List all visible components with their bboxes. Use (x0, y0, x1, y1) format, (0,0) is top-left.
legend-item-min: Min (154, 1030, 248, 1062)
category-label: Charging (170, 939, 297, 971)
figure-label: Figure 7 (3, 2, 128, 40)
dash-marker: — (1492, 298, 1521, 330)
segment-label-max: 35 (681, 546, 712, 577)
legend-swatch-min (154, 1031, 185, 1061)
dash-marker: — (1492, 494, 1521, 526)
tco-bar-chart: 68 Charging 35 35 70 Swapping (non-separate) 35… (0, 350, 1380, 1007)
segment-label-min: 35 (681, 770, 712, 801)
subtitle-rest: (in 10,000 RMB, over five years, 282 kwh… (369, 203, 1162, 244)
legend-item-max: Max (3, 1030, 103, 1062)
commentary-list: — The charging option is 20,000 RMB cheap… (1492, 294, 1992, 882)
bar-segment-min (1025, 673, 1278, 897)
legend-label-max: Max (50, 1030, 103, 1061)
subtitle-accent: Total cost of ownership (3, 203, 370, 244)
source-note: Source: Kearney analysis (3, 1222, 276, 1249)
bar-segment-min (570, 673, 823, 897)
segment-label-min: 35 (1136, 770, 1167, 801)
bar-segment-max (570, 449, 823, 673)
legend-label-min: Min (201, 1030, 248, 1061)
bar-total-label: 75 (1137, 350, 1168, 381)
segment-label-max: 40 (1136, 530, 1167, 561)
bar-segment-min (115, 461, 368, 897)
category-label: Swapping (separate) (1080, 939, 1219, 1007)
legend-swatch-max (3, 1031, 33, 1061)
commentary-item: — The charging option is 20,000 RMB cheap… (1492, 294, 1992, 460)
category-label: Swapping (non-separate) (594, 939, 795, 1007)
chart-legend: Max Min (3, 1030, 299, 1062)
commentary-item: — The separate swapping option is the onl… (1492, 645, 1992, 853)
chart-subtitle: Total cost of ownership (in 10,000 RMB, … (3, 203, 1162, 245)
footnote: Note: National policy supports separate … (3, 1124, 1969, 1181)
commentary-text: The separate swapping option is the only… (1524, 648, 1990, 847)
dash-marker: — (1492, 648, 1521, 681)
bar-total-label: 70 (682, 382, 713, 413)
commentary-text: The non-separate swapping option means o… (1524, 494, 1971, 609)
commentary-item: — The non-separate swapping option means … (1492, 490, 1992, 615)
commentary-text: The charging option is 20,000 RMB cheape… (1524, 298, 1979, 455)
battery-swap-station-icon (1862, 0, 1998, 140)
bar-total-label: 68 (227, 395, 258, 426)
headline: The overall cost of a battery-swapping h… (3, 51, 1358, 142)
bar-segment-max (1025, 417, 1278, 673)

*****

• _What this task involves_: Reproduce every line of the item above word for word, keeping the original order.

• _Solution for this problem_:
List all visible components with their bboxes. Use (x0, y0, x1, y1) format, (0,0) is top-left.
legend-item-min: Min (154, 1030, 248, 1062)
category-label: Charging (170, 939, 297, 971)
figure-label: Figure 7 (3, 2, 128, 40)
dash-marker: — (1492, 298, 1521, 330)
segment-label-max: 35 (681, 546, 712, 577)
legend-swatch-min (154, 1031, 185, 1061)
dash-marker: — (1492, 494, 1521, 526)
tco-bar-chart: 68 Charging 35 35 70 Swapping (non-separate) 35… (0, 350, 1380, 1007)
segment-label-min: 35 (681, 770, 712, 801)
subtitle-rest: (in 10,000 RMB, over five years, 282 kwh… (369, 203, 1162, 244)
legend-item-max: Max (3, 1030, 103, 1062)
commentary-list: — The charging option is 20,000 RMB cheap… (1492, 294, 1992, 882)
bar-segment-min (1025, 673, 1278, 897)
legend-label-max: Max (50, 1030, 103, 1061)
subtitle-accent: Total cost of ownership (3, 203, 370, 244)
source-note: Source: Kearney analysis (3, 1222, 276, 1249)
bar-segment-min (570, 673, 823, 897)
segment-label-min: 35 (1136, 770, 1167, 801)
bar-segment-max (570, 449, 823, 673)
legend-label-min: Min (201, 1030, 248, 1061)
bar-total-label: 75 (1137, 350, 1168, 381)
segment-label-max: 40 (1136, 530, 1167, 561)
bar-segment-min (115, 461, 368, 897)
category-label: Swapping (separate) (1080, 939, 1219, 1007)
legend-swatch-max (3, 1031, 33, 1061)
commentary-item: — The charging option is 20,000 RMB cheap… (1492, 294, 1992, 460)
category-label: Swapping (non-separate) (594, 939, 795, 1007)
chart-legend: Max Min (3, 1030, 299, 1062)
commentary-item: — The separate swapping option is the onl… (1492, 645, 1992, 853)
chart-subtitle: Total cost of ownership (in 10,000 RMB, … (3, 203, 1162, 245)
footnote: Note: National policy supports separate … (3, 1124, 1969, 1181)
commentary-text: The separate swapping option is the only… (1524, 648, 1990, 847)
dash-marker: — (1492, 648, 1521, 681)
bar-total-label: 70 (682, 382, 713, 413)
commentary-text: The non-separate swapping option means o… (1524, 494, 1971, 609)
commentary-item: — The non-separate swapping option means … (1492, 490, 1992, 615)
commentary-text: The charging option is 20,000 RMB cheape… (1524, 298, 1979, 455)
battery-swap-station-icon (1862, 0, 1998, 140)
bar-total-label: 68 (227, 395, 258, 426)
headline: The overall cost of a battery-swapping h… (3, 51, 1358, 142)
bar-segment-max (1025, 417, 1278, 673)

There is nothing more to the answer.